Work order: Carry on the forum thread about negative SEO from its final sentence.

Text section:
----

Clearly, no-one is going to post real world data here. But I'm more than happy to echo Martinibuster and say that I also believe that negative SEO - harming competitors is a real world, and effective activity.

One of the reasons that this is an "underground" activity is that, if you ask me, it's legally questionable. The other problem is that, as Martinibuster has suggested, it's difficult to diagnose, and it's an unfortunate aspect of human nature to apportion blame to someone else when things go wrong for you. And it's not that easy. You might just as easily help a competitor as harm them.

But it's really not open to question that links can harm a site's rankings. I think there is enough of a consensus about that (or at least, I really hope there is!). So unless we believe Google has some sort of voodoo where it knows who wrote the cheque to one link network or other, I don't see how there can be any doubt that links can be used to harm a site - whether that's yours or anyone else's.

nomis5

8:36 pm on Mar 29, 2012 (gmt 0)

WebmasterWorld Senior Member 10+ Year Member Top Contributors Of The Month



Google's homepage falls into that category


Of course it does, so does almost every page Google publishes.

But they never have, nor ever will penalise their own pages. Never, never, never have they applied their own rules to their own pages.

So be quite clear, don't think the rules they apply to their pages might apply to how they treat other pages. It's not fair, it's just life.

rlange

8:48 pm on Mar 29, 2012 (gmt 0)

10+ Year Member



fathom wrote:
I didn't read the thread so no idea what others have posted but you didn't plant yourself as a competitor you planted yourself as the website owner... huge difference... how did you advised Google that you where "a competitor" and not the "webpage owner"?

----

Given information:
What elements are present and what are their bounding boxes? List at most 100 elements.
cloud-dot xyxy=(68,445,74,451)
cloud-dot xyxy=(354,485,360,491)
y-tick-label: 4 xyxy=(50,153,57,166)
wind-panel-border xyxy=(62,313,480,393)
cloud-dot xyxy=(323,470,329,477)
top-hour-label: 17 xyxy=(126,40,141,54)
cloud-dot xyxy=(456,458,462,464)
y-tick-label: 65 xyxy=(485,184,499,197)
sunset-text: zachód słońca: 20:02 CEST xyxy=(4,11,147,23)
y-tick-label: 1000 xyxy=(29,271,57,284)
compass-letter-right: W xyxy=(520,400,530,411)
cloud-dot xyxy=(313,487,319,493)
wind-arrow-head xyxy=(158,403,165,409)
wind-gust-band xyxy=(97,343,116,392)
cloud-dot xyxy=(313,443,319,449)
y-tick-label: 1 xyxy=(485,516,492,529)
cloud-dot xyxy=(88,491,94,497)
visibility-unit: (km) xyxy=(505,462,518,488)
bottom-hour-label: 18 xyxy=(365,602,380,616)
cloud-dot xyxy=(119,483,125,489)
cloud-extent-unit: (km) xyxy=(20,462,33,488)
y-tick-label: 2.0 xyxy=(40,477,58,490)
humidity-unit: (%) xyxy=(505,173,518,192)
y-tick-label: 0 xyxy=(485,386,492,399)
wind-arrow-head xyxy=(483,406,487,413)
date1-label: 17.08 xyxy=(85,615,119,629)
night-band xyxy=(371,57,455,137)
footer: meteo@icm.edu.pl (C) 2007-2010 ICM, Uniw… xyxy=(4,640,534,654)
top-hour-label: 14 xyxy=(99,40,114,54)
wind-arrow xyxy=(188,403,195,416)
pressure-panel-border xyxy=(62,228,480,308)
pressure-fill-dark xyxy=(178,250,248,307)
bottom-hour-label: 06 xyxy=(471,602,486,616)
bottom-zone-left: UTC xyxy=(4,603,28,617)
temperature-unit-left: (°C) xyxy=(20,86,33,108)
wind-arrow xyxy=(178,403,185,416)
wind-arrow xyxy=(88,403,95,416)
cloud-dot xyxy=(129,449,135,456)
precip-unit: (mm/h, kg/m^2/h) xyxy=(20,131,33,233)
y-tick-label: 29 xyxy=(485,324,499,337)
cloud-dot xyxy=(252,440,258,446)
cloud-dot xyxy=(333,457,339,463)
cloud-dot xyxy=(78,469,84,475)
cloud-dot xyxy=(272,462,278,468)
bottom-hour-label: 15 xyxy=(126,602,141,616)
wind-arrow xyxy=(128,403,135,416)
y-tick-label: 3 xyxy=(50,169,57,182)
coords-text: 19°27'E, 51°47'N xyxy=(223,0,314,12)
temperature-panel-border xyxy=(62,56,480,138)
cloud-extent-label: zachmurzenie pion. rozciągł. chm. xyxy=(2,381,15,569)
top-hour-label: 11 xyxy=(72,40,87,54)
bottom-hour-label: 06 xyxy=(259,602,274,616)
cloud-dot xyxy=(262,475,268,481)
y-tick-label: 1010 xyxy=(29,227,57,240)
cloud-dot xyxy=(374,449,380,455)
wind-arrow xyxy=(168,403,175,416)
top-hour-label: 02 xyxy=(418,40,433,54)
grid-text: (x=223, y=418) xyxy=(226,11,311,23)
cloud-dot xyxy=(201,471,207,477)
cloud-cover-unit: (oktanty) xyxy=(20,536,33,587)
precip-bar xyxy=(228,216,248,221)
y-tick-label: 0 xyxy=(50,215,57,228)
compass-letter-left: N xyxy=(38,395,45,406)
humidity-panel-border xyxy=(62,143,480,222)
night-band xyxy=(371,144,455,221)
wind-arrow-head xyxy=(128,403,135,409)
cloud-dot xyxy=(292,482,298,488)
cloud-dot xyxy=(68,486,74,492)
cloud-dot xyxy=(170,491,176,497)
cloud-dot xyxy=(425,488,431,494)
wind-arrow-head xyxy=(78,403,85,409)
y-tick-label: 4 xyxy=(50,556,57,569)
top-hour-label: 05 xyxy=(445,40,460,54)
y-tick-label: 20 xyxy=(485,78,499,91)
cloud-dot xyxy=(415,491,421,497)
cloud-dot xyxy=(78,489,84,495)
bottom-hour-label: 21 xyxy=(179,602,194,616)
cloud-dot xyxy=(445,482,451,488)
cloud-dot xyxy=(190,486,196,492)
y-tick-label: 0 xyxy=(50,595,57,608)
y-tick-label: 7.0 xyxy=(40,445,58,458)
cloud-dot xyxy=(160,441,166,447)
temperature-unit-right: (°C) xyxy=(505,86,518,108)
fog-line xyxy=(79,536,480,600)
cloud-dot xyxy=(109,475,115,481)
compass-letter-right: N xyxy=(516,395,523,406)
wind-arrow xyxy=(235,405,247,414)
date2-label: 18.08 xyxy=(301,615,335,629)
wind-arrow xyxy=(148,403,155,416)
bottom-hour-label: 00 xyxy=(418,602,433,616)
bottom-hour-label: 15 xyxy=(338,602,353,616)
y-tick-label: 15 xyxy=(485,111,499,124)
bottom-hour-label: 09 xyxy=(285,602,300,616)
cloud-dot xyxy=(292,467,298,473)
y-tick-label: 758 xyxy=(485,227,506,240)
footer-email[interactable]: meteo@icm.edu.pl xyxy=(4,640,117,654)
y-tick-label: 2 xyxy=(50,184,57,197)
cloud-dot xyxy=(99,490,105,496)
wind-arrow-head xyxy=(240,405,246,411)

----

Response box:
He purchased the links. He didn't simply place them on other, unrelated sites under his control. There's nothing connecting those purchased links to the person doing the purchasing, so no way for Google to know if the links were the result of a site owner with poor judgement, a third party with poor judgement, or a third party engaging in some attempted sabotage.

--
Ryan

fathom

9:12 pm on Mar 29, 2012 (gmt 0)

WebmasterWorld Senior Member 10+ Year Member Top Contributors Of The Month



So to conclusively prove this true at some point you need to buy links for a competitor otherwise you only proved that buying links can harm you and the competitor philosophy isn't a factor.

Having a theory is great.

Never testing the exact premise of your theory (on a real competitor) is proof your theory can not stand up to scrutiny.

tedster

9:34 pm on Mar 29, 2012 (gmt 0)

WebmasterWorld Senior Member 10+ Year Member



A big reason why this idea of negative SEO has gained so much traction in recent times is the absolute FLOOD of messages about unnatural backlinks sent out through Webmaster Tools. That's where Google's big error is, IMO - in those indiscriminate, automated messages.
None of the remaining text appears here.